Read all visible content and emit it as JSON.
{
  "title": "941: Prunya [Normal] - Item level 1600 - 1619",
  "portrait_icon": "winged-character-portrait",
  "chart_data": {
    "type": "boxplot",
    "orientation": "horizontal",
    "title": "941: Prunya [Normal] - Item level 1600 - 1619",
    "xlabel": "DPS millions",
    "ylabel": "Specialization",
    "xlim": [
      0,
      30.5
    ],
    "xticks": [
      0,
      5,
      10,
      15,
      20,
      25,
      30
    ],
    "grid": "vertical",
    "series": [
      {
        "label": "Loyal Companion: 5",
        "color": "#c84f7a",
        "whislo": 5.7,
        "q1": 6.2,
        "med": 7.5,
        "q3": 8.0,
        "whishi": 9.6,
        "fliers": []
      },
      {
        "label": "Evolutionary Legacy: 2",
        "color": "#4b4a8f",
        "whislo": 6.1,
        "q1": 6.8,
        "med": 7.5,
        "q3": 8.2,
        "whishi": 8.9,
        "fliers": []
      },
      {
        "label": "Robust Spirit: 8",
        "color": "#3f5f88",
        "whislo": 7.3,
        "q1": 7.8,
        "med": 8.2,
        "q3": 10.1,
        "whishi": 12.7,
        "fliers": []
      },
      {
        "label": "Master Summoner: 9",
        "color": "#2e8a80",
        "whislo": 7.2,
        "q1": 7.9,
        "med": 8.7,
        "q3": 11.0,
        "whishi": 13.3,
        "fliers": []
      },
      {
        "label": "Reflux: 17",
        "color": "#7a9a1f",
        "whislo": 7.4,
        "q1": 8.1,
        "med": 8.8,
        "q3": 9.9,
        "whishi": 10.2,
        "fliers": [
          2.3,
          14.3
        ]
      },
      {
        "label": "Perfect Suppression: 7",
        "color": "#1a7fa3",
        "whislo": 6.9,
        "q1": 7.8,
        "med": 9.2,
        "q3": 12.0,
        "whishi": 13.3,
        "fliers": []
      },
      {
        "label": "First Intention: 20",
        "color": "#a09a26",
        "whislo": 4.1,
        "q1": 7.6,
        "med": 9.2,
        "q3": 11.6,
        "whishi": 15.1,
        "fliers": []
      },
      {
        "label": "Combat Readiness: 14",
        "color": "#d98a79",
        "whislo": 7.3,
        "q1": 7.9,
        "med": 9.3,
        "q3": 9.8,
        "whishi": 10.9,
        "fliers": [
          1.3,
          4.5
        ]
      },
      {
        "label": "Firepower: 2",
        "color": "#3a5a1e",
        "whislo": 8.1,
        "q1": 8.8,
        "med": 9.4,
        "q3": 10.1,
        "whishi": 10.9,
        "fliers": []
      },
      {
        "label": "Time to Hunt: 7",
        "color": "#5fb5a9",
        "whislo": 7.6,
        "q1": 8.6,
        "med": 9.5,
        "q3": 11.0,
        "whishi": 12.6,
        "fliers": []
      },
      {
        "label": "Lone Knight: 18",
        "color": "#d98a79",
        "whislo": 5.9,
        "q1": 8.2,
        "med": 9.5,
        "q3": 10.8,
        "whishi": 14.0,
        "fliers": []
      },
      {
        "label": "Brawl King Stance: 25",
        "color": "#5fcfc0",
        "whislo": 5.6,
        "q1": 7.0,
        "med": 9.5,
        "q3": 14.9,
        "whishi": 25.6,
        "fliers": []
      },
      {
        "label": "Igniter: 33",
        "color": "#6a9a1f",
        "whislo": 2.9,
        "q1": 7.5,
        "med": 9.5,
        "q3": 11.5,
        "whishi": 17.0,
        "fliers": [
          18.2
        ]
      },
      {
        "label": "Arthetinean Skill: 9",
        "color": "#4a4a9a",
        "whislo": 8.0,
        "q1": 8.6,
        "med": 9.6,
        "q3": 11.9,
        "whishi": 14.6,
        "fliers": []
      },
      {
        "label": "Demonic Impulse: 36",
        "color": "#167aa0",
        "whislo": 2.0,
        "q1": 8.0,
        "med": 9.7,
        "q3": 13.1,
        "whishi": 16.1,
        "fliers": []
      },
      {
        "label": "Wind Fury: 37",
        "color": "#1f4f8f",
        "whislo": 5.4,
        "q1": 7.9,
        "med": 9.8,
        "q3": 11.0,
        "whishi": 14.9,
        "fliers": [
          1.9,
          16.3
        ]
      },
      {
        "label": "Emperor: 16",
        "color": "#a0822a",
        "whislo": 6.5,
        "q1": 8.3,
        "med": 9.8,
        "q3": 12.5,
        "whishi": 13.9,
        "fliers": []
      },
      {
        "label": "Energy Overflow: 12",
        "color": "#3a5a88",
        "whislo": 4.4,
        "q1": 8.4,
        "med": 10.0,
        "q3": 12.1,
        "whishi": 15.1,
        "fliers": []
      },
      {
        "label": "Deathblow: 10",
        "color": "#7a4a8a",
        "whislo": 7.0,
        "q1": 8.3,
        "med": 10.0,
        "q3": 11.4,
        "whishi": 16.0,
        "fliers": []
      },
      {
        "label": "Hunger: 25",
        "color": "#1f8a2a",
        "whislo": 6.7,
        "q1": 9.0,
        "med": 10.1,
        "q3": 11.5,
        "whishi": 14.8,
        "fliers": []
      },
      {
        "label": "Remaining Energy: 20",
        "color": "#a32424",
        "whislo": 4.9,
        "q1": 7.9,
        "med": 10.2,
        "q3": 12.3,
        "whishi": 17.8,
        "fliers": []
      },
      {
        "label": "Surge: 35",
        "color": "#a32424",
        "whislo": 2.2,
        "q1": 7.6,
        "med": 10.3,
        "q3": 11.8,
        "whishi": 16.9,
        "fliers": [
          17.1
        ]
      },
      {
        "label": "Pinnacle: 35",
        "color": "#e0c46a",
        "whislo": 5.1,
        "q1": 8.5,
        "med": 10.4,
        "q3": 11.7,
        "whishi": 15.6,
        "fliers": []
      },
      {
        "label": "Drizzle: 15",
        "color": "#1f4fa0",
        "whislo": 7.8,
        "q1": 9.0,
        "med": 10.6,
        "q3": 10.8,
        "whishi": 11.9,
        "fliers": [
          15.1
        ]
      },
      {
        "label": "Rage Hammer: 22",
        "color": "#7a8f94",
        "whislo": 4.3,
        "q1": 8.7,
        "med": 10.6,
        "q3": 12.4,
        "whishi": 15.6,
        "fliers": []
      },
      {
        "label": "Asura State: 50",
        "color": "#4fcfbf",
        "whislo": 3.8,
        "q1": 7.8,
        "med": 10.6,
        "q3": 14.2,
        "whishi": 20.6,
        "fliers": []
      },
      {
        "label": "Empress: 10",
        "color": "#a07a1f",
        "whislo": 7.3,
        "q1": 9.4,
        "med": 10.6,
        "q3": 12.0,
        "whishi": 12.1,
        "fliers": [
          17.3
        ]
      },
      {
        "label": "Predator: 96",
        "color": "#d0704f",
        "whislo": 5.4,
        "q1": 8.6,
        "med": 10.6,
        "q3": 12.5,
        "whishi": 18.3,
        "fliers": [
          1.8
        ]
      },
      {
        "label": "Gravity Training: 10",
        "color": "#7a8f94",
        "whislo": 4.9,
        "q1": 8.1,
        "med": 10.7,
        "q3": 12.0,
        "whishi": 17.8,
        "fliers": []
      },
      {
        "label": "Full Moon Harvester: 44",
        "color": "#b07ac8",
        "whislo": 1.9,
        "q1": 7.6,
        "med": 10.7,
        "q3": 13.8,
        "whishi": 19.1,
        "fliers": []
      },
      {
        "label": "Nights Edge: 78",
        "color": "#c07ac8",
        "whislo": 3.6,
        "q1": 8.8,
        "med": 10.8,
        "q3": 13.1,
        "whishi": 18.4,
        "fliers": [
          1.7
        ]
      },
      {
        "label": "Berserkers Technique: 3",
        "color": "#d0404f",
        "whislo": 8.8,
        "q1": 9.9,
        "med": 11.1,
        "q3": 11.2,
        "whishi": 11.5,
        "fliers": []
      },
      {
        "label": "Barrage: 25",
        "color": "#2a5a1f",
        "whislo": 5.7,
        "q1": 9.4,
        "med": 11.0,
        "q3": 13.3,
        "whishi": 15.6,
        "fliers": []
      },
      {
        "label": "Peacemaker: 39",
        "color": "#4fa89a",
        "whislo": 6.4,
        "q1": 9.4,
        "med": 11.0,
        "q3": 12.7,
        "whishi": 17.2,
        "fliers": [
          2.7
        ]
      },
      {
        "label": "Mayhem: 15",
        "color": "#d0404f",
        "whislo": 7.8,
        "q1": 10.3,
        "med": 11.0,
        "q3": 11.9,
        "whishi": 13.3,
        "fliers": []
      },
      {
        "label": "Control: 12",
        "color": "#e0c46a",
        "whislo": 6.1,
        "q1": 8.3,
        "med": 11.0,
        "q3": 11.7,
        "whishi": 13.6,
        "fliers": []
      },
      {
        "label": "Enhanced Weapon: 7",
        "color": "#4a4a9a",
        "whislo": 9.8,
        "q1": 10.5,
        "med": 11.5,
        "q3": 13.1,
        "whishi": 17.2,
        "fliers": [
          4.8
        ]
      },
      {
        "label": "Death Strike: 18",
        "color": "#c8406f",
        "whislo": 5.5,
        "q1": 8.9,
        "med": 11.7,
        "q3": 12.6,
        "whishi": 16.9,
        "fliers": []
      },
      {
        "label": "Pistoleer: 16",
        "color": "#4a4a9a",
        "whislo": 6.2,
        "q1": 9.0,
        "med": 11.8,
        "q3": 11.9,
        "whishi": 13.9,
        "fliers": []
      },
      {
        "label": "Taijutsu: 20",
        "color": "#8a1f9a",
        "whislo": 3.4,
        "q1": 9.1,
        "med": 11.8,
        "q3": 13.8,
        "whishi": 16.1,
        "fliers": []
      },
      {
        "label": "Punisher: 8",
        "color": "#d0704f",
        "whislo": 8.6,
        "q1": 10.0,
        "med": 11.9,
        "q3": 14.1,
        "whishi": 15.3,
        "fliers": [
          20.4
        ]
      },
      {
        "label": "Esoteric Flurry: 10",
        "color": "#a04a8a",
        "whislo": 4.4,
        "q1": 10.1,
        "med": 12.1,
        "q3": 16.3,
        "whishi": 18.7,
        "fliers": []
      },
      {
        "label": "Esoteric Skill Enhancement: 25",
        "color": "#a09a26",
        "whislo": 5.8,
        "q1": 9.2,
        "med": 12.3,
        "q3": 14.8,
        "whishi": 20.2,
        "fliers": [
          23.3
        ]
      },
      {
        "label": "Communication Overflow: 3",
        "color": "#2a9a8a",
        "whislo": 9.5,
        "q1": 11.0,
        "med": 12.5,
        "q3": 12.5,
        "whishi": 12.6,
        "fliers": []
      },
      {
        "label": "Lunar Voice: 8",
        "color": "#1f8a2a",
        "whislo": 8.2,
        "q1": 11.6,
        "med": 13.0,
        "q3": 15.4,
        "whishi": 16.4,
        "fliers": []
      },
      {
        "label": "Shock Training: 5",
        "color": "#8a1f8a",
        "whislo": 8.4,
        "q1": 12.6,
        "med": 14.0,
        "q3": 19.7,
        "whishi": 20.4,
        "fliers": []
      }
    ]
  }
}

Aim of the exercise.
Work through the data and report how many of its lines hold the word "Normal", giving only the figure.

Finished exercise.
2